Exercise directions: Only lines holding the word "Forward" should be copied from the material.

Dataset records:
+--

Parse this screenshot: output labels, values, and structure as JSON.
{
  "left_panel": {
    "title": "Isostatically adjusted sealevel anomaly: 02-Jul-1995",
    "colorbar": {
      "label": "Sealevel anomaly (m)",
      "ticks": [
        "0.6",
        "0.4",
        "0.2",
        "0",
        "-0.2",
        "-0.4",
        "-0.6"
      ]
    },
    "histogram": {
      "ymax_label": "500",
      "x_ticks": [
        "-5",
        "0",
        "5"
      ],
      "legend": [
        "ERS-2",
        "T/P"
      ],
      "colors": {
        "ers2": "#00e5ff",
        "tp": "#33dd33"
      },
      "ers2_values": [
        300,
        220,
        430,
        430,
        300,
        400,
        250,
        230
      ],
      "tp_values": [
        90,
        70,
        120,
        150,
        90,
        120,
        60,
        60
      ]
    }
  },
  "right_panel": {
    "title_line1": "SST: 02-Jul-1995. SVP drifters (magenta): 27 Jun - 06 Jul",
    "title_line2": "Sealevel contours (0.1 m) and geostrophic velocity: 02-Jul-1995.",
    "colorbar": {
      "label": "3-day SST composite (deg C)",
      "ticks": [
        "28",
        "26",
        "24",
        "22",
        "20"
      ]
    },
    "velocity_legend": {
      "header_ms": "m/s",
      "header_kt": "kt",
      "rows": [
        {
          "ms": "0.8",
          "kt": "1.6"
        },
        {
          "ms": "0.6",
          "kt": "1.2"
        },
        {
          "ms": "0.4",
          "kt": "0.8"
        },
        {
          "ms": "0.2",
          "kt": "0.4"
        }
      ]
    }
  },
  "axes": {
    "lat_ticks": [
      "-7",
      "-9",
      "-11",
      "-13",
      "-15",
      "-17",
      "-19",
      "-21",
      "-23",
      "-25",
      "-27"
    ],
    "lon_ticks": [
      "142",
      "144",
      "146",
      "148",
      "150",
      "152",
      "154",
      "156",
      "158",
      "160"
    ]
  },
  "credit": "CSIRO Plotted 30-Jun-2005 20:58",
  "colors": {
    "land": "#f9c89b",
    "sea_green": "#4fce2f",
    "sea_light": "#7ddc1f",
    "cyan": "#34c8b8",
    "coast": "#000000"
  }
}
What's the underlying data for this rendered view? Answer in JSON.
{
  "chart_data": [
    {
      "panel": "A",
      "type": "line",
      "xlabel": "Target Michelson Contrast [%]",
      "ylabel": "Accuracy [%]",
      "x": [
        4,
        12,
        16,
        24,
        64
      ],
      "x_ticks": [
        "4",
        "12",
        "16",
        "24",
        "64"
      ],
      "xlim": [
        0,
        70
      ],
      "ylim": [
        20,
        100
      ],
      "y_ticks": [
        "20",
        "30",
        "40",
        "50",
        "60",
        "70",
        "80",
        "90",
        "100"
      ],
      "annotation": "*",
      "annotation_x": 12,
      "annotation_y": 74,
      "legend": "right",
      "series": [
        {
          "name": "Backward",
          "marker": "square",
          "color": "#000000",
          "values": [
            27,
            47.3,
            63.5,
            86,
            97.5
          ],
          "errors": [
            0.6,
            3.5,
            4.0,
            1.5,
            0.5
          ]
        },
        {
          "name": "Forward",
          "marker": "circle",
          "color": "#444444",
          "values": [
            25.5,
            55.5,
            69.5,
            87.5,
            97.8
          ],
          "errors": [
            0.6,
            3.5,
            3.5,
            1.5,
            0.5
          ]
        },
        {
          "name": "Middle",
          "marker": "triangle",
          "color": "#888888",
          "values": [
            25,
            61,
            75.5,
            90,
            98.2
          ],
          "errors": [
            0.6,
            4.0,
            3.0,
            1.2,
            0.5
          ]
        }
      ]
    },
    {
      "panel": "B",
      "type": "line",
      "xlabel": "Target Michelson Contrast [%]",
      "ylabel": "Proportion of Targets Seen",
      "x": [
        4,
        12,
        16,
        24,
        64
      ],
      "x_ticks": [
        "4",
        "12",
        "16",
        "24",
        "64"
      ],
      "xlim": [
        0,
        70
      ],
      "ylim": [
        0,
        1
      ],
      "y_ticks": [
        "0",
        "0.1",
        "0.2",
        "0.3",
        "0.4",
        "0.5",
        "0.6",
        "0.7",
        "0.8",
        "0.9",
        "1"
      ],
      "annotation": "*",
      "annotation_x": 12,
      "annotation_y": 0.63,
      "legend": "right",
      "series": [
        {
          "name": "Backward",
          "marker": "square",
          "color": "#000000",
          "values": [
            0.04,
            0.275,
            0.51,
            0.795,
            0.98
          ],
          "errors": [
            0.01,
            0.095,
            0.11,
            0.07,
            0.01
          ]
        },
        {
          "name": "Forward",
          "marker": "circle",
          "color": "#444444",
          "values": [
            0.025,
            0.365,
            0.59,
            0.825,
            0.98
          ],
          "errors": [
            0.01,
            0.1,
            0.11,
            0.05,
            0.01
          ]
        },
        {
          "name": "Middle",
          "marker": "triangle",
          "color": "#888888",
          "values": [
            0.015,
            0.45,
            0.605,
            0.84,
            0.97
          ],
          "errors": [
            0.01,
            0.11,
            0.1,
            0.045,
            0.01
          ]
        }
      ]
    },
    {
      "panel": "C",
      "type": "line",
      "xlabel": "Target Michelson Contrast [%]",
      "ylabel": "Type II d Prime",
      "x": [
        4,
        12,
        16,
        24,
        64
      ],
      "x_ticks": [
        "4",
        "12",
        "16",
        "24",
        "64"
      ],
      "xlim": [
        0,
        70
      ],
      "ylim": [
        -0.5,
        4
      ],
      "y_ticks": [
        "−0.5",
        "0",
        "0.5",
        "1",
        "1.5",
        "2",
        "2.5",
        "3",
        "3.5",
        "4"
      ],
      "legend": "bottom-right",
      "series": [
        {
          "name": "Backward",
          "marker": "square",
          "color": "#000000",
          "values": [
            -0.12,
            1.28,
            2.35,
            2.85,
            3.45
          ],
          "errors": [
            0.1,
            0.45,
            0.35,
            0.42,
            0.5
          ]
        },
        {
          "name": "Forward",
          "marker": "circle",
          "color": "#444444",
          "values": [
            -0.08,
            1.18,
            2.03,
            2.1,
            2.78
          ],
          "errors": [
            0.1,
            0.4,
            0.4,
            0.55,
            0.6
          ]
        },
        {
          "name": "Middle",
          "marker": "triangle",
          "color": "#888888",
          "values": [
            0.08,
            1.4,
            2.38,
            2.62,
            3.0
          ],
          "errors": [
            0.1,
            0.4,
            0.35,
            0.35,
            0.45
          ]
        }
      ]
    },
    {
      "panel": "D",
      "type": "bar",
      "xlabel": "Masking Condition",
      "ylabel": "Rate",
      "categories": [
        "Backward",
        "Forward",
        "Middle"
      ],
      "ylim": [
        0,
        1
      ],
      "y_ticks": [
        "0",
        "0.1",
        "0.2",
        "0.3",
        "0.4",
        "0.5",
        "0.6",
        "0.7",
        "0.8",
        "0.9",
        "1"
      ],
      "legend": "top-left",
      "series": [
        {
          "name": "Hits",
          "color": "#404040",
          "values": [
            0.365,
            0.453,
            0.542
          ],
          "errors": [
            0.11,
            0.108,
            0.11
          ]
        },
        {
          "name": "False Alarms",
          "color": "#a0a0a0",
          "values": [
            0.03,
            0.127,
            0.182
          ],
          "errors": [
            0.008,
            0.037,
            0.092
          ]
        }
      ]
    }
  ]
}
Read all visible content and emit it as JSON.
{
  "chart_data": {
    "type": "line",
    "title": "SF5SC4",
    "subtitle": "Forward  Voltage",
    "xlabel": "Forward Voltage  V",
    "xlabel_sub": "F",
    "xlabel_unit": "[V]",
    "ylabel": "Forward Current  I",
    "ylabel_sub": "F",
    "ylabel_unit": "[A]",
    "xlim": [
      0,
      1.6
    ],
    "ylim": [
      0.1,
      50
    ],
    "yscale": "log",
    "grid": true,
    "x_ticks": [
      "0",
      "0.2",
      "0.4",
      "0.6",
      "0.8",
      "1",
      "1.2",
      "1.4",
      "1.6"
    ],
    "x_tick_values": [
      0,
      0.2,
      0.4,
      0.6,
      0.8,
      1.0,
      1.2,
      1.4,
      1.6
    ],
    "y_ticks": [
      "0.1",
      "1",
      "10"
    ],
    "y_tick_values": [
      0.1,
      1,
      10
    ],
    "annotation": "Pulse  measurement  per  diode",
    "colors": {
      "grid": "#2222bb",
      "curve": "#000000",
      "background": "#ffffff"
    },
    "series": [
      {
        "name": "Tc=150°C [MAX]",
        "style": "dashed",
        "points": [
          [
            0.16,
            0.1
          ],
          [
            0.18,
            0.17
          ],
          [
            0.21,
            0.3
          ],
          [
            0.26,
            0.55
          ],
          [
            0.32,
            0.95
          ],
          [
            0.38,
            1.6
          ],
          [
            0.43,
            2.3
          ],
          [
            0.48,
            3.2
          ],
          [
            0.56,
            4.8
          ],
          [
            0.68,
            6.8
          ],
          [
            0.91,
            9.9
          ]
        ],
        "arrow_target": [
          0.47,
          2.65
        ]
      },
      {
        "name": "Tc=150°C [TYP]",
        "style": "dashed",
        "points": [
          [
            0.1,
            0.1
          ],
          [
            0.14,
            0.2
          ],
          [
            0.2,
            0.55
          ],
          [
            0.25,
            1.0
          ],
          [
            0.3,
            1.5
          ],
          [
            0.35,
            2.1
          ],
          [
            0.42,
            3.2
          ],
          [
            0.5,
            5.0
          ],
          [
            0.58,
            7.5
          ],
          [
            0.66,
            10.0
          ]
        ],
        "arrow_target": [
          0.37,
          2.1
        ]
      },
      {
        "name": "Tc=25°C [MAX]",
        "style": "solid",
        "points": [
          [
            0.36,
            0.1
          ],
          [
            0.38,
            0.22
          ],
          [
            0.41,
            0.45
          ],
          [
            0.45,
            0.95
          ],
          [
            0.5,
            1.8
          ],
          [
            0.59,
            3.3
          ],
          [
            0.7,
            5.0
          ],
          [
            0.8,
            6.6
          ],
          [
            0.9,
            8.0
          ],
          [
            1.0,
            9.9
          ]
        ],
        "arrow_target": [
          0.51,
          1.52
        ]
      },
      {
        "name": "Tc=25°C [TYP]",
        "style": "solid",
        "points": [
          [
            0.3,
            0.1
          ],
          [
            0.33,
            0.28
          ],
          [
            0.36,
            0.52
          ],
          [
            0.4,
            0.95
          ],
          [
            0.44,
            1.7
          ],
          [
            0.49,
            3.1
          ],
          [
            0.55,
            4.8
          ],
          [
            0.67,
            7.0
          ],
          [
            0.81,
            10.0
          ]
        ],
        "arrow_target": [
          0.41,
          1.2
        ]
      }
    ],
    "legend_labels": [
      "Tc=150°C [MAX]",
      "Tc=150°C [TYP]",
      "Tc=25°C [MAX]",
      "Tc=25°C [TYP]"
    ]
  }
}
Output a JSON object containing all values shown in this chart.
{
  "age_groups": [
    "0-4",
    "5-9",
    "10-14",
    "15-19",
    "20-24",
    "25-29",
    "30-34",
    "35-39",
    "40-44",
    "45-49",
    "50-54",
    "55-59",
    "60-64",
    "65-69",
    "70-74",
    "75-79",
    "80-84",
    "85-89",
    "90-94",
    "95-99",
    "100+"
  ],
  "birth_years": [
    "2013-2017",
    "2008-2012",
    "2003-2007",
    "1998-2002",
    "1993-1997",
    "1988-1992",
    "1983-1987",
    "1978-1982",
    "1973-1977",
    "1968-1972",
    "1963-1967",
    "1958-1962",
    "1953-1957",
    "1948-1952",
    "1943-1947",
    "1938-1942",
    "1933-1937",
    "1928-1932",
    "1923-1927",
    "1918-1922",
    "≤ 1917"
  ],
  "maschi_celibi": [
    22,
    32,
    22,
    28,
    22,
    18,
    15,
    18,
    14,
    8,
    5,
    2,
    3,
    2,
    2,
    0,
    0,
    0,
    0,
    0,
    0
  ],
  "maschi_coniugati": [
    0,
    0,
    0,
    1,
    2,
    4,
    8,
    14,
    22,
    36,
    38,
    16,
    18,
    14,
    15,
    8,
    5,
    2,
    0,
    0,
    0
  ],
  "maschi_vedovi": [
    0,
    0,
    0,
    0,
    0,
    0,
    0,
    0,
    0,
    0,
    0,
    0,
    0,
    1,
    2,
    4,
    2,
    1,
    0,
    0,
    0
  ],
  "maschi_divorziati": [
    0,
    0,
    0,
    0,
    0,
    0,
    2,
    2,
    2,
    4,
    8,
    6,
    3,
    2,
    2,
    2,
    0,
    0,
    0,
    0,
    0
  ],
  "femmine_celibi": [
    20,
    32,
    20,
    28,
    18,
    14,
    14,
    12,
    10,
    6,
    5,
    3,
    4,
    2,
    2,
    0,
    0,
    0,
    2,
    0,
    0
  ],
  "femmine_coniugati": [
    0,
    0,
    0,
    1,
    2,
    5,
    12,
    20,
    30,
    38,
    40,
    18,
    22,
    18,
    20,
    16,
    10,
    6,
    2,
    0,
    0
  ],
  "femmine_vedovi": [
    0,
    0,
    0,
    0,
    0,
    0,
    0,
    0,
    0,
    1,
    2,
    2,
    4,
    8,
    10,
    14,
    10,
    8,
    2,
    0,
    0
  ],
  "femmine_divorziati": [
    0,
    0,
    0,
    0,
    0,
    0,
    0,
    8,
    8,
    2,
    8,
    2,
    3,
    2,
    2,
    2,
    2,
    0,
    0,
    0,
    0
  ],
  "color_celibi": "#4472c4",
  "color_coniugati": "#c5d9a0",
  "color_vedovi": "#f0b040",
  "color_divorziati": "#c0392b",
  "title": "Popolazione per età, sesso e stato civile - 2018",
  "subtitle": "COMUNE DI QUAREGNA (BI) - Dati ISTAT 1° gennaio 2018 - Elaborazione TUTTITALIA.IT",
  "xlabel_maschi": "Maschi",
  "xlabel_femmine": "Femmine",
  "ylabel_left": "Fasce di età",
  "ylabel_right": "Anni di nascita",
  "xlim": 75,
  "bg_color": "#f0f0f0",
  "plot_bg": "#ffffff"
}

+--

Written solution:
          "name": "Forward",
          "name": "Forward",
          "name": "Forward",
        "Forward",
    "subtitle": "Forward  Voltage",
    "xlabel": "Forward Voltage  V",
    "ylabel": "Forward Current  I",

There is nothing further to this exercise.